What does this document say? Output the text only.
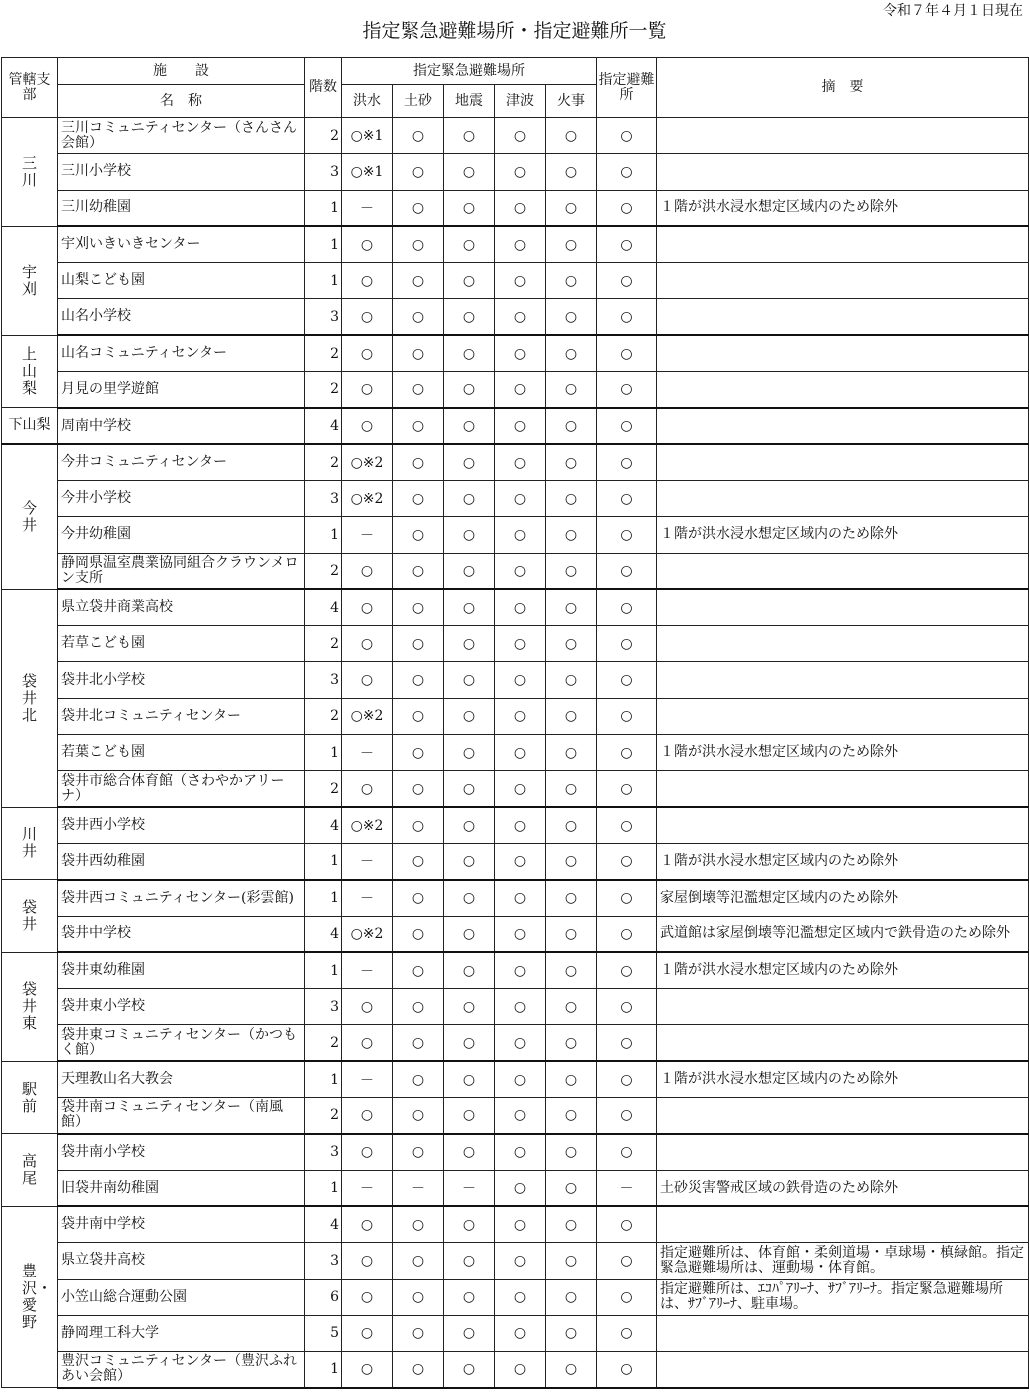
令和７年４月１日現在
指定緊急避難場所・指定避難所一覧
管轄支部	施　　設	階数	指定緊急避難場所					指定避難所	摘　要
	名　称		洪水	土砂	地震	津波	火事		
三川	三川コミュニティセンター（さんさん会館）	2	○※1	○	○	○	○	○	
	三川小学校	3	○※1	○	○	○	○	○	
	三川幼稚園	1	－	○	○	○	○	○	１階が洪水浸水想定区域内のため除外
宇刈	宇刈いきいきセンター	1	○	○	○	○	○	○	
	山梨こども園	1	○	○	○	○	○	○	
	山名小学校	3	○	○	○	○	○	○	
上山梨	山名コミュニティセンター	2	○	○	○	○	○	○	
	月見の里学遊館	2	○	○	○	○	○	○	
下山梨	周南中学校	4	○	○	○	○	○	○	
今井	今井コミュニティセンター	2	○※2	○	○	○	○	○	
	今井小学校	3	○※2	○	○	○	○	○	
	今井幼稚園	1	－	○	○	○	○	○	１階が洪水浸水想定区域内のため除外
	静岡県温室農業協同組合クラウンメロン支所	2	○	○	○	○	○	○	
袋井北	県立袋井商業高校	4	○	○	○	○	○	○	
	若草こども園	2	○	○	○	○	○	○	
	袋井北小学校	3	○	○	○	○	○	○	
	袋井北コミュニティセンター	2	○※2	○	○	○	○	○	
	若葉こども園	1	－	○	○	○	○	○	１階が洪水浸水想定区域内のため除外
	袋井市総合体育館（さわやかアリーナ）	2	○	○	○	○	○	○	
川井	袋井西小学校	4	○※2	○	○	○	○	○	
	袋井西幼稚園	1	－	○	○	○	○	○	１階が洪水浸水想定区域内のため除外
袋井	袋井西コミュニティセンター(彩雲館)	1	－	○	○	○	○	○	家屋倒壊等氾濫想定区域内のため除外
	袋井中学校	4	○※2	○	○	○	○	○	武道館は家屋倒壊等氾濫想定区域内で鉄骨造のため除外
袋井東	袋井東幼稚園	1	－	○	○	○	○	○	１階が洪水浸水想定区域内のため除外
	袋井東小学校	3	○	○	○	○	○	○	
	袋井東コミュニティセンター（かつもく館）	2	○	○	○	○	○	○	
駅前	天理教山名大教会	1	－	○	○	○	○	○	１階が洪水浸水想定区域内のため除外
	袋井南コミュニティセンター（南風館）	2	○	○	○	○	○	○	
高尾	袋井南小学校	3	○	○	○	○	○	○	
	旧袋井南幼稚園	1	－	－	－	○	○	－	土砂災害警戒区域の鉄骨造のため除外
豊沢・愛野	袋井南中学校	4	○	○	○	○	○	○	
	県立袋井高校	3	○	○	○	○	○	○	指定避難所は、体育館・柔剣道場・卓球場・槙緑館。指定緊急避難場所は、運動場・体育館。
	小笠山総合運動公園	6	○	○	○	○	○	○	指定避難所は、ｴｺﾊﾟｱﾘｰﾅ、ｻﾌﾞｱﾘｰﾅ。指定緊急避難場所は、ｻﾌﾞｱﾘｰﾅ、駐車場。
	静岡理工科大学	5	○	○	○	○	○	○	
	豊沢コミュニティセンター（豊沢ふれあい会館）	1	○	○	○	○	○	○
═══
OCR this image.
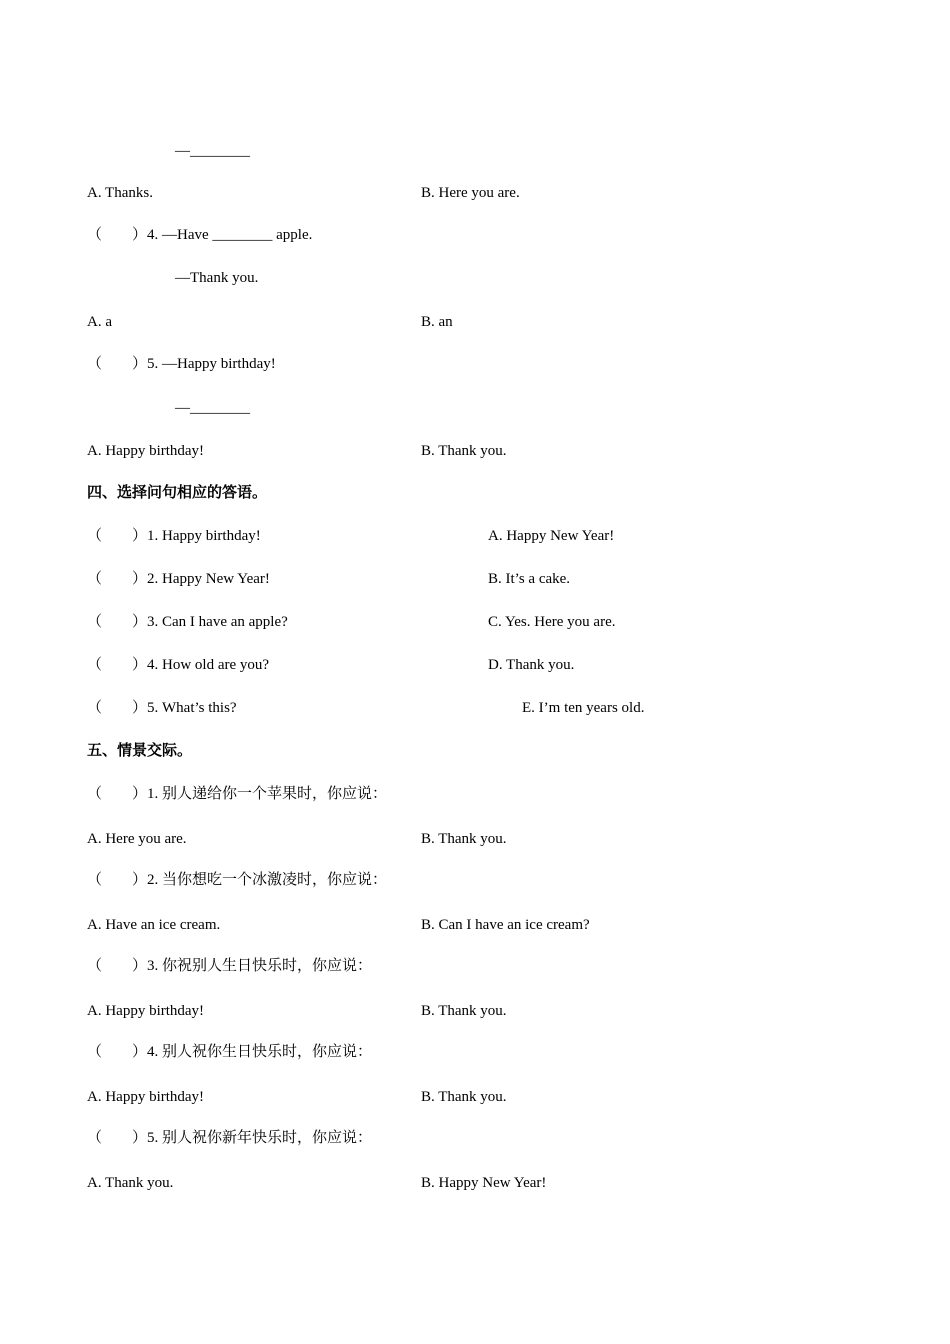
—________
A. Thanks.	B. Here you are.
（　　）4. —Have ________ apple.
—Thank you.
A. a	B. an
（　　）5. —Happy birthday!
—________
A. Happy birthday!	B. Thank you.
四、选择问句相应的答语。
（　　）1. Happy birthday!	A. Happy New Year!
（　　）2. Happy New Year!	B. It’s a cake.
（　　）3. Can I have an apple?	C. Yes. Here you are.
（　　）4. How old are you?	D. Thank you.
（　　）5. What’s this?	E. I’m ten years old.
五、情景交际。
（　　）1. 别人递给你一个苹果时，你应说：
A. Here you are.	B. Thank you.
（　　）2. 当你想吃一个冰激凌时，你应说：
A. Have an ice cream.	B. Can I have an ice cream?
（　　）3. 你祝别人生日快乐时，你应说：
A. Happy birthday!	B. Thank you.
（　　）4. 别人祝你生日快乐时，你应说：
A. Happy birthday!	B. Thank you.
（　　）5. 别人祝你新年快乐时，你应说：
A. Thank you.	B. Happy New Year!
═══
▶ _Stated problem_: Copy out the lines in which the string "this" appears.

▶ _Exercise result_:
What does this document say? Output the text only.
OCR this image.
（　　）5. What’s this?	E. I’m ten years old.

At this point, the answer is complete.